## [TO DO]
Transcribe every entry below word for word, but skip the pictures.

— start THE DATA —

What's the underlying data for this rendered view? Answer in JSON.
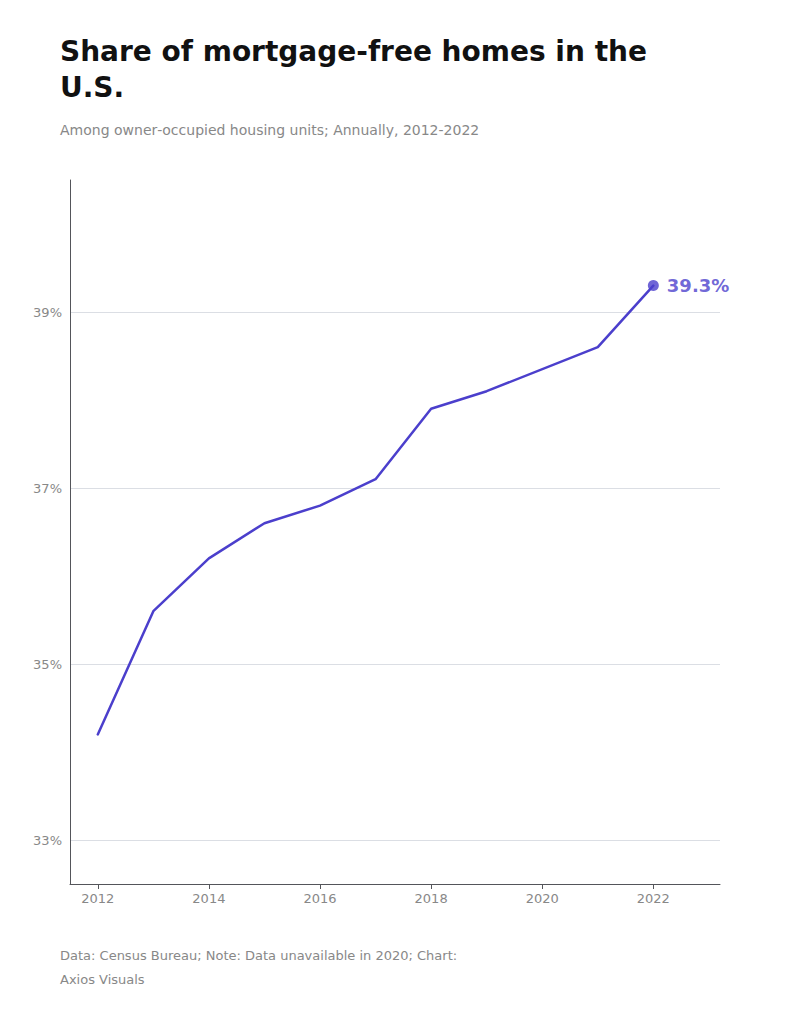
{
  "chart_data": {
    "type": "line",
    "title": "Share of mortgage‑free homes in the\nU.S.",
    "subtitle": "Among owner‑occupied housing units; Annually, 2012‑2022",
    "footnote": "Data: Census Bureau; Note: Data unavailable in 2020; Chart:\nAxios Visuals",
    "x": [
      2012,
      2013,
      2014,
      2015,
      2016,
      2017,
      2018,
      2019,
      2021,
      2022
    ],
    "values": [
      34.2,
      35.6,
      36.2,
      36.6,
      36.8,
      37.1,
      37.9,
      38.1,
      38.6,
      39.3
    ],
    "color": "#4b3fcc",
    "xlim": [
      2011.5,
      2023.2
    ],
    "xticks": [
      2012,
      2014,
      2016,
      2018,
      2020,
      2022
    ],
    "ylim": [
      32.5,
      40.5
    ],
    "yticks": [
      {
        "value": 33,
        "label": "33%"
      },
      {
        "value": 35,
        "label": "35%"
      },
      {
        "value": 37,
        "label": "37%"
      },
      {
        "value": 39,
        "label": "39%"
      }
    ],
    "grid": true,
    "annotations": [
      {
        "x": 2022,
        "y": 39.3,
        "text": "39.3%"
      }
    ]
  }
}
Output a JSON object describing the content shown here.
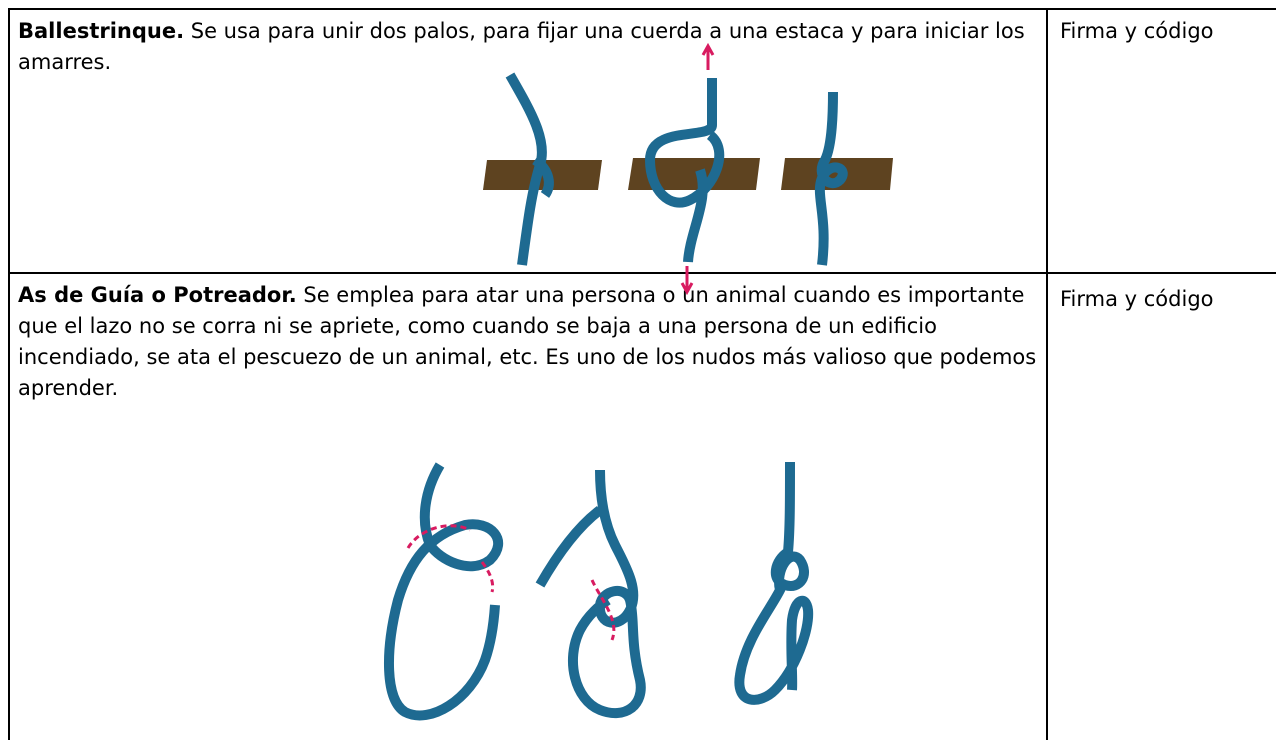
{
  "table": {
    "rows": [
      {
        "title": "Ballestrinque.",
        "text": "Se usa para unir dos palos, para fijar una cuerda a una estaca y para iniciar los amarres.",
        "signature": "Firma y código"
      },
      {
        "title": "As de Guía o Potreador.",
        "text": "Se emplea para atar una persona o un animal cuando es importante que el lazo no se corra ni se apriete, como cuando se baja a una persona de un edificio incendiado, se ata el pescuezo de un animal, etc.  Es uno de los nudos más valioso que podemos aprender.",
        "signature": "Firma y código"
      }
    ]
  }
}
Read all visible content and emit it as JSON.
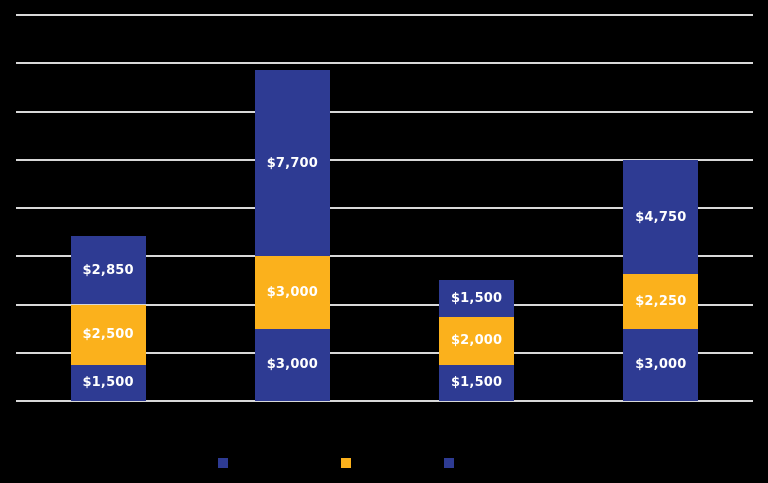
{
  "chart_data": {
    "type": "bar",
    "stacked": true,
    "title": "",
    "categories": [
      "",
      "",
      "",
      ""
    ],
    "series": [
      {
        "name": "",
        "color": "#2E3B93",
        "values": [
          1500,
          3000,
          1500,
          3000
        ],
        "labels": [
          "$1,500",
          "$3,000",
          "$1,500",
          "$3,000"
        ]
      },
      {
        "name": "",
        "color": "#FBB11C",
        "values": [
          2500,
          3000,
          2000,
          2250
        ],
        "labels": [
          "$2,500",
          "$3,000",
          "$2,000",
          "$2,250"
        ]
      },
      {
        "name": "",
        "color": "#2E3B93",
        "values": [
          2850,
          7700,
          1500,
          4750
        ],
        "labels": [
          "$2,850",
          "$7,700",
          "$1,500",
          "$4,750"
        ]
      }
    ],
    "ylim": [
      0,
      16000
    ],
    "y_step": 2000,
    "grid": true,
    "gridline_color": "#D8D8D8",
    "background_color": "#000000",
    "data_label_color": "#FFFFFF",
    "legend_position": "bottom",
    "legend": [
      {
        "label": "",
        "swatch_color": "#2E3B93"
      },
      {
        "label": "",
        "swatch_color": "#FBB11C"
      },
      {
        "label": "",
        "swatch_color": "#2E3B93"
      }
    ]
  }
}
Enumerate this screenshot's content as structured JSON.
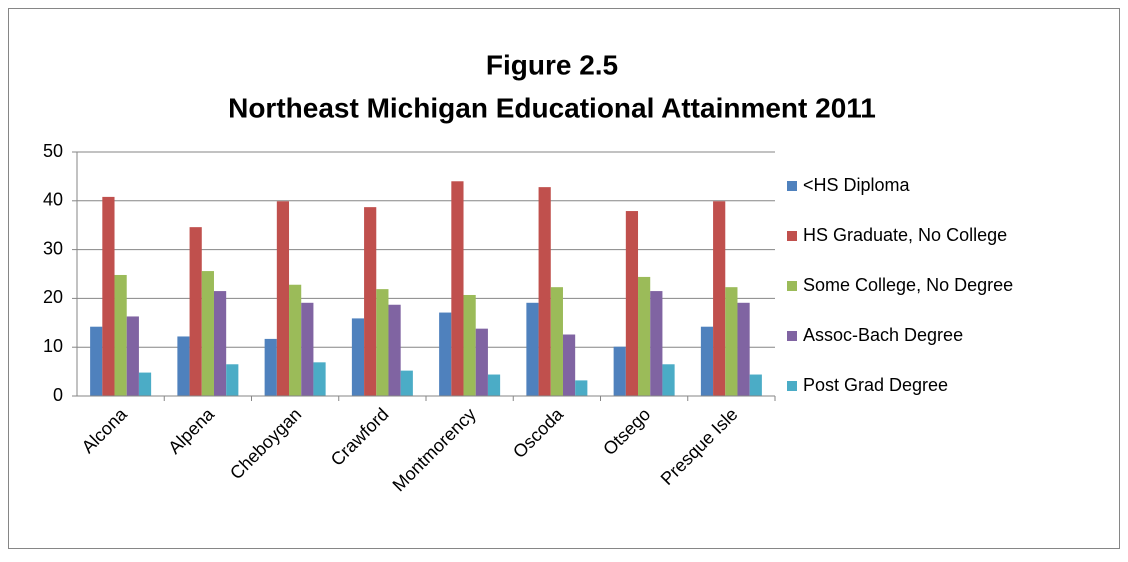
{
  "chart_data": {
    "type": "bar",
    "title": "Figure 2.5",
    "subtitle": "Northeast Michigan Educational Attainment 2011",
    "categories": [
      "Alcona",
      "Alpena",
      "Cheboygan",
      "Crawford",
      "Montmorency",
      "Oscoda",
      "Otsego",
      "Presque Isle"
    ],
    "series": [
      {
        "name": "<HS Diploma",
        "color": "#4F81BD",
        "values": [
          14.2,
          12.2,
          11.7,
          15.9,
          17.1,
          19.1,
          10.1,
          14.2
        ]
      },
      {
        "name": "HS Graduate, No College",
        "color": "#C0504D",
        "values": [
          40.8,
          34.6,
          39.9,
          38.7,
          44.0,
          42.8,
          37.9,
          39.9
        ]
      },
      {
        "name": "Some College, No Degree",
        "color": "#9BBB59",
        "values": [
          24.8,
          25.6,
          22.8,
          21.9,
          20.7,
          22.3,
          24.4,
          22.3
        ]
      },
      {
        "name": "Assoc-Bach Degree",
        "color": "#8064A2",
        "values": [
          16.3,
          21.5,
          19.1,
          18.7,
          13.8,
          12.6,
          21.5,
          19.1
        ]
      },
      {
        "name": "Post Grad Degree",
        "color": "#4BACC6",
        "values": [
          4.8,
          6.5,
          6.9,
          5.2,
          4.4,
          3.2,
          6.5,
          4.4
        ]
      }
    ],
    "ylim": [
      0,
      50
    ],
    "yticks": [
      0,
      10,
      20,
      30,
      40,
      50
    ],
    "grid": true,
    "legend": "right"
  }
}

— end THE DATA —

## [ANSWER TO THE PROBLEM]
What's the underlying data for this rendered view? Answer in JSON.
{
  "chart_data": {
    "type": "line",
    "title": "Share of mortgage‑free homes in the\nU.S.",
    "subtitle": "Among owner‑occupied housing units; Annually, 2012‑2022",
    "footnote": "Data: Census Bureau; Note: Data unavailable in 2020; Chart:\nAxios Visuals",
    "x": [
      2012,
      2013,
      2014,
      2015,
      2016,
      2017,
      2018,
      2019,
      2021,
      2022
    ],
    "values": [
      34.2,
      35.6,
      36.2,
      36.6,
      36.8,
      37.1,
      37.9,
      38.1,
      38.6,
      39.3
    ],
    "color": "#4b3fcc",
    "xlim": [
      2011.5,
      2023.2
    ],
    "xticks": [
      2012,
      2014,
      2016,
      2018,
      2020,
      2022
    ],
    "ylim": [
      32.5,
      40.5
    ],
    "yticks": [
      {
        "value": 33,
        "label": "33%"
      },
      {
        "value": 35,
        "label": "35%"
      },
      {
        "value": 37,
        "label": "37%"
      },
      {
        "value": 39,
        "label": "39%"
      }
    ],
    "grid": true,
    "annotations": [
      {
        "x": 2022,
        "y": 39.3,
        "text": "39.3%"
      }
    ]
  }
}
Output a JSON object describing the content shown here.
{
  "table": {
    "rows": [
      {
        "title": "Ballestrinque.",
        "text": "Se usa para unir dos palos, para fijar una cuerda a una estaca y para iniciar los amarres.",
        "signature": "Firma y código"
      },
      {
        "title": "As de Guía o Potreador.",
        "text": "Se emplea para atar una persona o un animal cuando es importante que el lazo no se corra ni se apriete, como cuando se baja a una persona de un edificio incendiado, se ata el pescuezo de un animal, etc.  Es uno de los nudos más valioso que podemos aprender.",
        "signature": "Firma y código"
      }
    ]
  }
}
Read all visible content and emit it as JSON.
{
  "chart_data": {
    "type": "bar",
    "stacked": true,
    "title": "",
    "categories": [
      "",
      "",
      "",
      ""
    ],
    "series": [
      {
        "name": "",
        "color": "#2E3B93",
        "values": [
          1500,
          3000,
          1500,
          3000
        ],
        "labels": [
          "$1,500",
          "$3,000",
          "$1,500",
          "$3,000"
        ]
      },
      {
        "name": "",
        "color": "#FBB11C",
        "values": [
          2500,
          3000,
          2000,
          2250
        ],
        "labels": [
          "$2,500",
          "$3,000",
          "$2,000",
          "$2,250"
        ]
      },
      {
        "name": "",
        "color": "#2E3B93",
        "values": [
          2850,
          7700,
          1500,
          4750
        ],
        "labels": [
          "$2,850",
          "$7,700",
          "$1,500",
          "$4,750"
        ]
      }
    ],
    "ylim": [
      0,
      16000
    ],
    "y_step": 2000,
    "grid": true,
    "gridline_color": "#D8D8D8",
    "background_color": "#000000",
    "data_label_color": "#FFFFFF",
    "legend_position": "bottom",
    "legend": [
      {
        "label": "",
        "swatch_color": "#2E3B93"
      },
      {
        "label": "",
        "swatch_color": "#FBB11C"
      },
      {
        "label": "",
        "swatch_color": "#2E3B93"
      }
    ]
  }
}
Enumerate this screenshot's content as structured JSON.
{
  "chart_data": {
    "type": "bar",
    "title": "Figure 2.5",
    "subtitle": "Northeast Michigan Educational Attainment 2011",
    "categories": [
      "Alcona",
      "Alpena",
      "Cheboygan",
      "Crawford",
      "Montmorency",
      "Oscoda",
      "Otsego",
      "Presque Isle"
    ],
    "series": [
      {
        "name": "<HS Diploma",
        "color": "#4F81BD",
        "values": [
          14.2,
          12.2,
          11.7,
          15.9,
          17.1,
          19.1,
          10.1,
          14.2
        ]
      },
      {
        "name": "HS Graduate, No College",
        "color": "#C0504D",
        "values": [
          40.8,
          34.6,
          39.9,
          38.7,
          44.0,
          42.8,
          37.9,
          39.9
        ]
      },
      {
        "name": "Some College, No Degree",
        "color": "#9BBB59",
        "values": [
          24.8,
          25.6,
          22.8,
          21.9,
          20.7,
          22.3,
          24.4,
          22.3
        ]
      },
      {
        "name": "Assoc-Bach Degree",
        "color": "#8064A2",
        "values": [
          16.3,
          21.5,
          19.1,
          18.7,
          13.8,
          12.6,
          21.5,
          19.1
        ]
      },
      {
        "name": "Post Grad Degree",
        "color": "#4BACC6",
        "values": [
          4.8,
          6.5,
          6.9,
          5.2,
          4.4,
          3.2,
          6.5,
          4.4
        ]
      }
    ],
    "ylim": [
      0,
      50
    ],
    "yticks": [
      0,
      10,
      20,
      30,
      40,
      50
    ],
    "grid": true,
    "legend": "right"
  }
}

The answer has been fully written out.